*提示文*
»»

― 長寿を競う時代から、「回復力」を育てる時代へ ―
日本は世界有数の長寿国です。
平均寿命は男性81.09歳、女性87.13歳。
一方で、健康寿命との差は男性約8.5年、女性約11.6年にも及びます。つまり、多くの人が人生の最後の約10年間を、何らかの健康上の制約を抱えながら過ごしていることになります。
私たちは今、「長く生きること」は実現しつつあります。
しかし、本当に目指すべき未来は、「健康に、自分らしく生きる時間」をどれだけ延ばせるかではないでしょうか。
世界で急速に広がるロンジェビティ市場
近年、世界では「Longevity(ロンジェビティ)」という言葉が急速に広がっています。
その背景には、老化を避けられない運命ではなく、「科学によって理解し、介入できる現象」と捉える新しい考え方があります。
現在のロンジェビティ市場には、
- エピジェネティック年齢測定
- マルチオミクス解析
- AIによる個別健康管理
- ウェアラブルデバイス
- 栄養・運動・睡眠の個別最適化
- 再生医療
- 長寿クリニック
など、多様な技術が集まり始めています。
市場規模も今後さらに拡大すると予測され、日本でも「ロンジェビティ・エコノミー」が重要な成長分野として注目されています。

しかし、本当に必要なのは「長寿産業」でしょうか
私は、この流れを大変心強く感じています。
一方で、一つだけ大切な問いがあります。
ロンジェビティとは、何を目指す医療なのでしょうか。
寿命を数年延ばすことだけでしょうか。
高価な検査や最新技術を受けられる人だけが恩恵を受ける市場なのでしょうか。
もしそうであれば、日本が世界に誇ってきた「誰もが医療を受けられる社会」とは異なる方向へ進んでしまうかもしれません。

««

*与えられた行*
»»

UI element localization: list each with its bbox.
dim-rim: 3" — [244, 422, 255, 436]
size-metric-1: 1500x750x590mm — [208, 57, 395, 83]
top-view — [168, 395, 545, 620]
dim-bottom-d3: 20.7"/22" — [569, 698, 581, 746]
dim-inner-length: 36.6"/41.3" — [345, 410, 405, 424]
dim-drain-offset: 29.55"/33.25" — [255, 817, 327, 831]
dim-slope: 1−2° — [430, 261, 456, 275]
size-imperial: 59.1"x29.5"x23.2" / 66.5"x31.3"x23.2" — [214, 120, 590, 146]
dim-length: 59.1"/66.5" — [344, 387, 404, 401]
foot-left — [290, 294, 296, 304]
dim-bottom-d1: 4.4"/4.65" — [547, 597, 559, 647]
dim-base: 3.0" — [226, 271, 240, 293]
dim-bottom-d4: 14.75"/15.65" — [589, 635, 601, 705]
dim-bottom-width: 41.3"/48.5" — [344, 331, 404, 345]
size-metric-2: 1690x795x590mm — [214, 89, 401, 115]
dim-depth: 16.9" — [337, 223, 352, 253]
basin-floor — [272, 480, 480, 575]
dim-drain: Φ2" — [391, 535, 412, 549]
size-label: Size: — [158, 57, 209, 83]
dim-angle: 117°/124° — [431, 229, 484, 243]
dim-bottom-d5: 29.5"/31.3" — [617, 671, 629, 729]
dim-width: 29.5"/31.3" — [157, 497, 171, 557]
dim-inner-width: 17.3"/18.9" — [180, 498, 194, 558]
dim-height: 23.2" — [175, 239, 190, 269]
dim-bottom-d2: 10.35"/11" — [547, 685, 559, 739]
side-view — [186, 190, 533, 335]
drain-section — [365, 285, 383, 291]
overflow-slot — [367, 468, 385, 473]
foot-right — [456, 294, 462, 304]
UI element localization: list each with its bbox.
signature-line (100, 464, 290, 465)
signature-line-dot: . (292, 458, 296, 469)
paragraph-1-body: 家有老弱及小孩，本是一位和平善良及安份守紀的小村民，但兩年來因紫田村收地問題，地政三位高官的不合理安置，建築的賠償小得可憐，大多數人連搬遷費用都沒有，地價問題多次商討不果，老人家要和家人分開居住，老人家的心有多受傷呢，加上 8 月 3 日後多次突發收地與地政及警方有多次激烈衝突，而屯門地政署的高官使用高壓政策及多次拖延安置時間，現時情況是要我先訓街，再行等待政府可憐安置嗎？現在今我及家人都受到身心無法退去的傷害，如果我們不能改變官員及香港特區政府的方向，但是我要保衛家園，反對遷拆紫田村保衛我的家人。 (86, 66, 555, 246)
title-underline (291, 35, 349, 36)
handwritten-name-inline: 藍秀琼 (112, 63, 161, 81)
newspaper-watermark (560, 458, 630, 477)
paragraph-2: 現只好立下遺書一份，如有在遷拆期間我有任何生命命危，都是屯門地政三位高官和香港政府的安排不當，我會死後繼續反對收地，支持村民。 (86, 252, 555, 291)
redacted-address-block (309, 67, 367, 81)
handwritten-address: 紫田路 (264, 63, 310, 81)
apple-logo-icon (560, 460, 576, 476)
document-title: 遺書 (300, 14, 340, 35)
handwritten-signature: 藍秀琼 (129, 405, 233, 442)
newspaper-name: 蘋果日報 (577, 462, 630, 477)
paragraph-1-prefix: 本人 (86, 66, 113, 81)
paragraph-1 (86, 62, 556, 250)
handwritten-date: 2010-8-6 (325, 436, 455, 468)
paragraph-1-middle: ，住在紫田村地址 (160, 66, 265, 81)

««

*作業内容 1*
提示文によると、日本の女性の平均寿命は何歳ですか？
*作業内容 2*
提示文から、「市場規模も今後さらに拡大する」から「進んでしまうかもしれません。」までを一字一句変えずに引用してください。

*解答 1*
87.13歳です。

*解答 2*
市場規模も今後さらに拡大すると予測され、日本でも「ロンジェビティ・エコノミー」が重要な成長分野として注目されています。

しかし、本当に必要なのは「長寿産業」でしょうか
私は、この流れを大変心強く感じています。
一方で、一つだけ大切な問いがあります。
ロンジェビティとは、何を目指す医療なのでしょうか。
寿命を数年延ばすことだけでしょうか。
高価な検査や最新技術を受けられる人だけが恩恵を受ける市場なのでしょうか。
もしそうであれば、日本が世界に誇ってきた「誰もが医療を受けられる社会」とは異なる方向へ進んでしまうかもしれません。